Problem statement: Pictures do not belong in the copy; transcribe everything else in the records exactly.

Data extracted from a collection

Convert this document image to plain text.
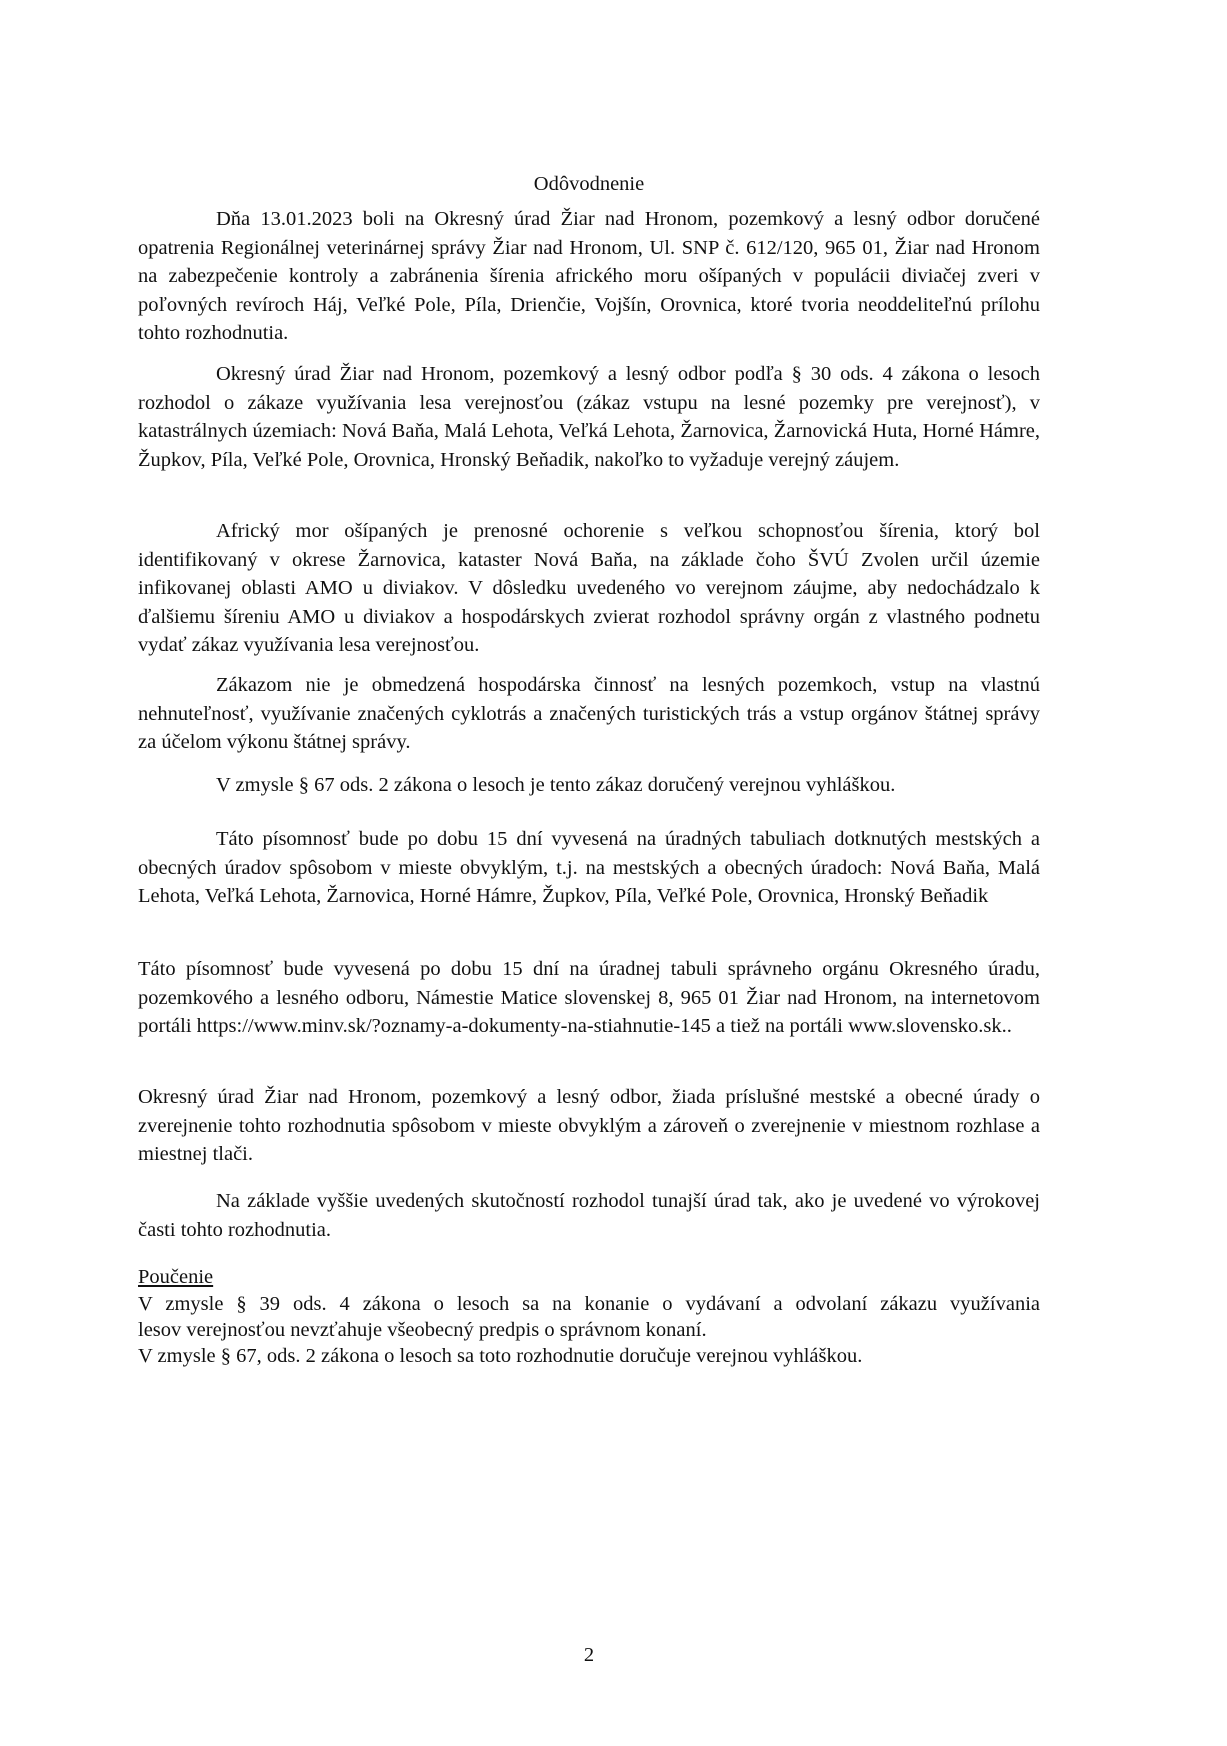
Odôvodnenie

Dňa 13.01.2023 boli na Okresný úrad Žiar nad Hronom, pozemkový a lesný odbor doručené opatrenia Regionálnej veterinárnej správy Žiar nad Hronom, Ul. SNP č. 612/120, 965 01, Žiar nad Hronom na zabezpečenie kontroly a zabránenia šírenia afrického moru ošípaných v populácii diviačej zveri v poľovných revíroch Háj, Veľké Pole, Píla, Drienčie, Vojšín, Orovnica, ktoré tvoria neoddeliteľnú prílohu tohto rozhodnutia.

Okresný úrad Žiar nad Hronom, pozemkový a lesný odbor podľa § 30 ods. 4 zákona o lesoch rozhodol o zákaze využívania lesa verejnosťou (zákaz vstupu na lesné pozemky pre verejnosť), v katastrálnych územiach: Nová Baňa, Malá Lehota, Veľká Lehota, Žarnovica, Žarnovická Huta, Horné Hámre, Župkov, Píla, Veľké Pole, Orovnica, Hronský Beňadik, nakoľko to vyžaduje verejný záujem.

Africký mor ošípaných je prenosné ochorenie s veľkou schopnosťou šírenia, ktorý bol identifikovaný v okrese Žarnovica, kataster Nová Baňa, na základe čoho ŠVÚ Zvolen určil územie infikovanej oblasti AMO u diviakov. V dôsledku uvedeného vo verejnom záujme, aby nedochádzalo k ďalšiemu šíreniu AMO u diviakov a hospodárskych zvierat rozhodol správny orgán z vlastného podnetu vydať zákaz využívania lesa verejnosťou.

Zákazom nie je obmedzená hospodárska činnosť na lesných pozemkoch, vstup na vlastnú nehnuteľnosť, využívanie značených cyklotrás a značených turistických trás a vstup orgánov štátnej správy za účelom výkonu štátnej správy.

V zmysle § 67 ods. 2 zákona o lesoch je tento zákaz doručený verejnou vyhláškou.

Táto písomnosť bude po dobu 15 dní vyvesená na úradných tabuliach dotknutých mestských a obecných úradov spôsobom v mieste obvyklým, t.j. na mestských a obecných úradoch: Nová Baňa, Malá Lehota, Veľká Lehota, Žarnovica, Horné Hámre, Župkov, Píla, Veľké Pole, Orovnica, Hronský Beňadik

Táto písomnosť bude vyvesená po dobu 15 dní na úradnej tabuli správneho orgánu Okresného úradu, pozemkového a lesného odboru, Námestie Matice slovenskej 8, 965 01 Žiar nad Hronom, na internetovom portáli https://www.minv.sk/?oznamy-a-dokumenty-na-stiahnutie-145 a tiež na portáli www.slovensko.sk..

Okresný úrad Žiar nad Hronom, pozemkový a lesný odbor, žiada príslušné mestské a obecné úrady o zverejnenie tohto rozhodnutia spôsobom v mieste obvyklým a zároveň o zverejnenie v miestnom rozhlase a miestnej tlači.

Na základe vyššie uvedených skutočností rozhodol tunajší úrad tak, ako je uvedené vo výrokovej časti tohto rozhodnutia.

Poučenie
V zmysle § 39 ods. 4 zákona o lesoch sa na konanie o vydávaní a odvolaní zákazu využívania
lesov verejnosťou nevzťahuje všeobecný predpis o správnom konaní.
V zmysle § 67, ods. 2 zákona o lesoch sa toto rozhodnutie doručuje verejnou vyhláškou.
2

Result for this task:
Convert this document image to plain text.
Odôvodnenie

Dňa 13.01.2023 boli na Okresný úrad Žiar nad Hronom, pozemkový a lesný odbor doručené opatrenia Regionálnej veterinárnej správy Žiar nad Hronom, Ul. SNP č. 612/120, 965 01, Žiar nad Hronom na zabezpečenie kontroly a zabránenia šírenia afrického moru ošípaných v populácii diviačej zveri v poľovných revíroch Háj, Veľké Pole, Píla, Drienčie, Vojšín, Orovnica, ktoré tvoria neoddeliteľnú prílohu tohto rozhodnutia.

Okresný úrad Žiar nad Hronom, pozemkový a lesný odbor podľa § 30 ods. 4 zákona o lesoch rozhodol o zákaze využívania lesa verejnosťou (zákaz vstupu na lesné pozemky pre verejnosť), v katastrálnych územiach: Nová Baňa, Malá Lehota, Veľká Lehota, Žarnovica, Žarnovická Huta, Horné Hámre, Župkov, Píla, Veľké Pole, Orovnica, Hronský Beňadik, nakoľko to vyžaduje verejný záujem.

Africký mor ošípaných je prenosné ochorenie s veľkou schopnosťou šírenia, ktorý bol identifikovaný v okrese Žarnovica, kataster Nová Baňa, na základe čoho ŠVÚ Zvolen určil územie infikovanej oblasti AMO u diviakov. V dôsledku uvedeného vo verejnom záujme, aby nedochádzalo k ďalšiemu šíreniu AMO u diviakov a hospodárskych zvierat rozhodol správny orgán z vlastného podnetu vydať zákaz využívania lesa verejnosťou.

Zákazom nie je obmedzená hospodárska činnosť na lesných pozemkoch, vstup na vlastnú nehnuteľnosť, využívanie značených cyklotrás a značených turistických trás a vstup orgánov štátnej správy za účelom výkonu štátnej správy.

V zmysle § 67 ods. 2 zákona o lesoch je tento zákaz doručený verejnou vyhláškou.

Táto písomnosť bude po dobu 15 dní vyvesená na úradných tabuliach dotknutých mestských a obecných úradov spôsobom v mieste obvyklým, t.j. na mestských a obecných úradoch: Nová Baňa, Malá Lehota, Veľká Lehota, Žarnovica, Horné Hámre, Župkov, Píla, Veľké Pole, Orovnica, Hronský Beňadik

Táto písomnosť bude vyvesená po dobu 15 dní na úradnej tabuli správneho orgánu Okresného úradu, pozemkového a lesného odboru, Námestie Matice slovenskej 8, 965 01 Žiar nad Hronom, na internetovom portáli https://www.minv.sk/?oznamy-a-dokumenty-na-stiahnutie-145 a tiež na portáli www.slovensko.sk..

Okresný úrad Žiar nad Hronom, pozemkový a lesný odbor, žiada príslušné mestské a obecné úrady o zverejnenie tohto rozhodnutia spôsobom v mieste obvyklým a zároveň o zverejnenie v miestnom rozhlase a miestnej tlači.

Na základe vyššie uvedených skutočností rozhodol tunajší úrad tak, ako je uvedené vo výrokovej časti tohto rozhodnutia.

Poučenie
V zmysle § 39 ods. 4 zákona o lesoch sa na konanie o vydávaní a odvolaní zákazu využívania
lesov verejnosťou nevzťahuje všeobecný predpis o správnom konaní.
V zmysle § 67, ods. 2 zákona o lesoch sa toto rozhodnutie doručuje verejnou vyhláškou.
2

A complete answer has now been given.